* **WHAT IS BEING ASKED**:
Spot each line in the records below where the word "wireframe" occurs, then copy it.

* **EXTRACTED INFORMATION**:

start

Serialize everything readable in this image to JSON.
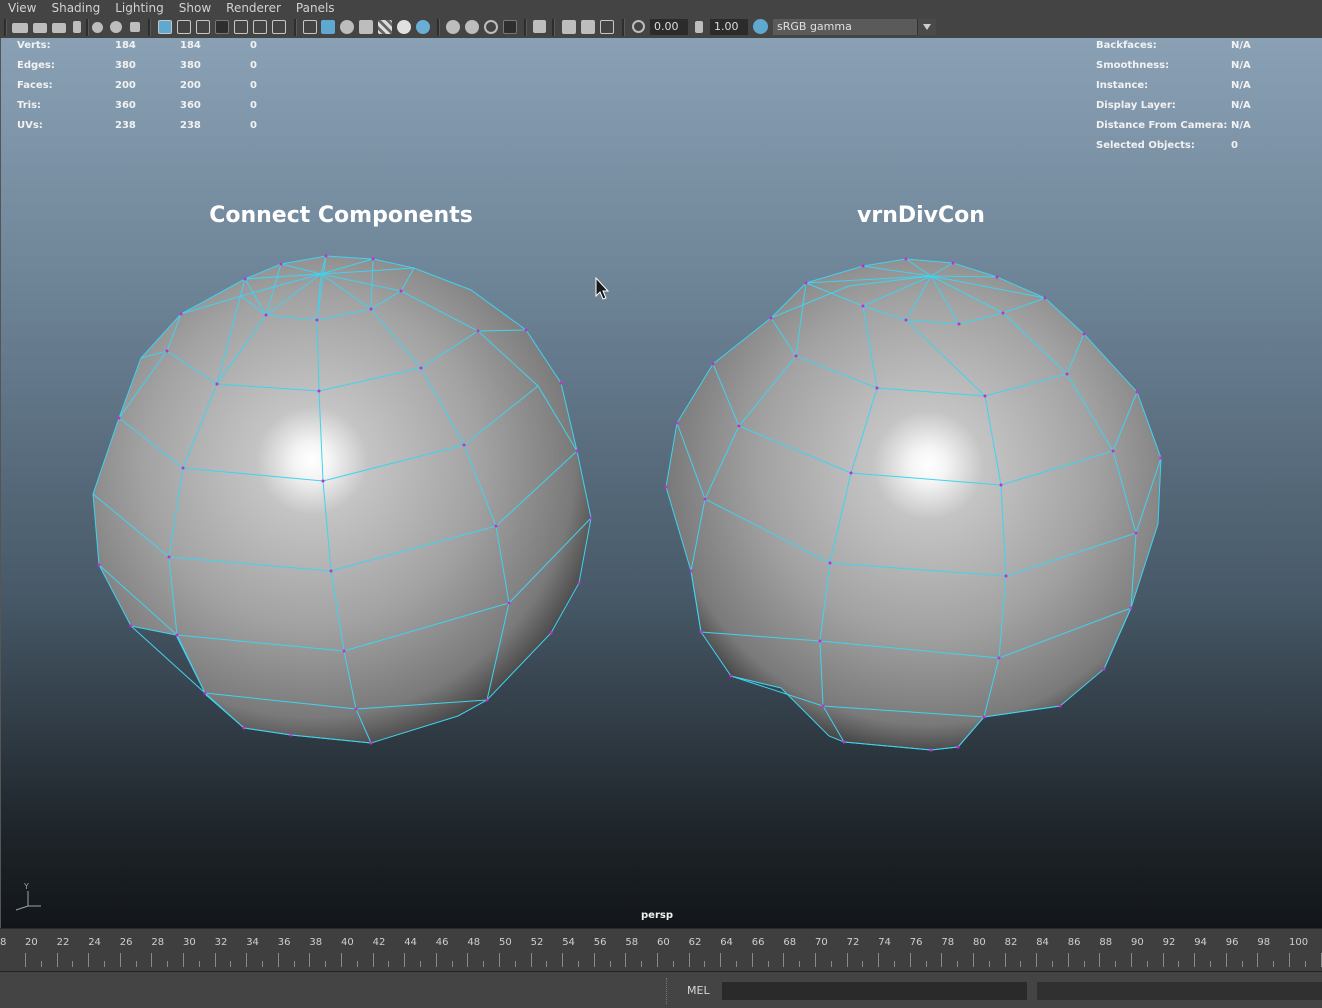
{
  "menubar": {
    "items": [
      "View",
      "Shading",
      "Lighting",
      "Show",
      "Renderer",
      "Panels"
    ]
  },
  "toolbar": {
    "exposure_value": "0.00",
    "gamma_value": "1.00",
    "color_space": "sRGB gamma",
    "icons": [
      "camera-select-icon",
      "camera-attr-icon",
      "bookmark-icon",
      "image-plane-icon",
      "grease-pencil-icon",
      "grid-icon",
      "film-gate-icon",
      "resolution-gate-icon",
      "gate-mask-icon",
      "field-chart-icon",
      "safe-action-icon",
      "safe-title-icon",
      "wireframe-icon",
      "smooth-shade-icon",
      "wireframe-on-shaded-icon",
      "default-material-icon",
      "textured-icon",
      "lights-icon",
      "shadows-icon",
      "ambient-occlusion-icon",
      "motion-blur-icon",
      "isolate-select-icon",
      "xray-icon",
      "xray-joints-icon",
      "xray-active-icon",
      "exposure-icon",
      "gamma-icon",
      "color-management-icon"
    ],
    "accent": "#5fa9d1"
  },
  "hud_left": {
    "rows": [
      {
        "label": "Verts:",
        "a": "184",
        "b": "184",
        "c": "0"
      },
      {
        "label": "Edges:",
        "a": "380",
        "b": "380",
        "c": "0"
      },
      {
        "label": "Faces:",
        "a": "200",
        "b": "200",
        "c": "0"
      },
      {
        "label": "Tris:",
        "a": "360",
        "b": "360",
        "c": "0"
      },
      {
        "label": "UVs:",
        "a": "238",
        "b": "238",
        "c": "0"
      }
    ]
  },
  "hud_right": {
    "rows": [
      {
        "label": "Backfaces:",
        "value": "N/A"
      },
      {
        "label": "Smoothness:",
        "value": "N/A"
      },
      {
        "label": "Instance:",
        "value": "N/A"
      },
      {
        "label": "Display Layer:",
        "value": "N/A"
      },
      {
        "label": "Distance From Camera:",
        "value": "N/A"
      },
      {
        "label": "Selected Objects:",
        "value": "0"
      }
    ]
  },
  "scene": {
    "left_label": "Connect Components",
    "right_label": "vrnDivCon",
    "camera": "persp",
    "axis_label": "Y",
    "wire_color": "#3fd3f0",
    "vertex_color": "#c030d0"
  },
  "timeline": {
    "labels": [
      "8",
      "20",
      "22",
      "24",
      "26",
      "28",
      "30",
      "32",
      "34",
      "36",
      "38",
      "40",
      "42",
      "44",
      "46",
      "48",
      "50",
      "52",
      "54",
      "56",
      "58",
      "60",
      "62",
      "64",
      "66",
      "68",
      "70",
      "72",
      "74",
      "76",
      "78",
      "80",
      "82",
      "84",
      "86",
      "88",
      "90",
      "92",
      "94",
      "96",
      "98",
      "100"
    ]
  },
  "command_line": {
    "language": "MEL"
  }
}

end

* **SOLUTION TO THIS EXERCISE**:
      "wireframe-icon",
      "wireframe-on-shaded-icon",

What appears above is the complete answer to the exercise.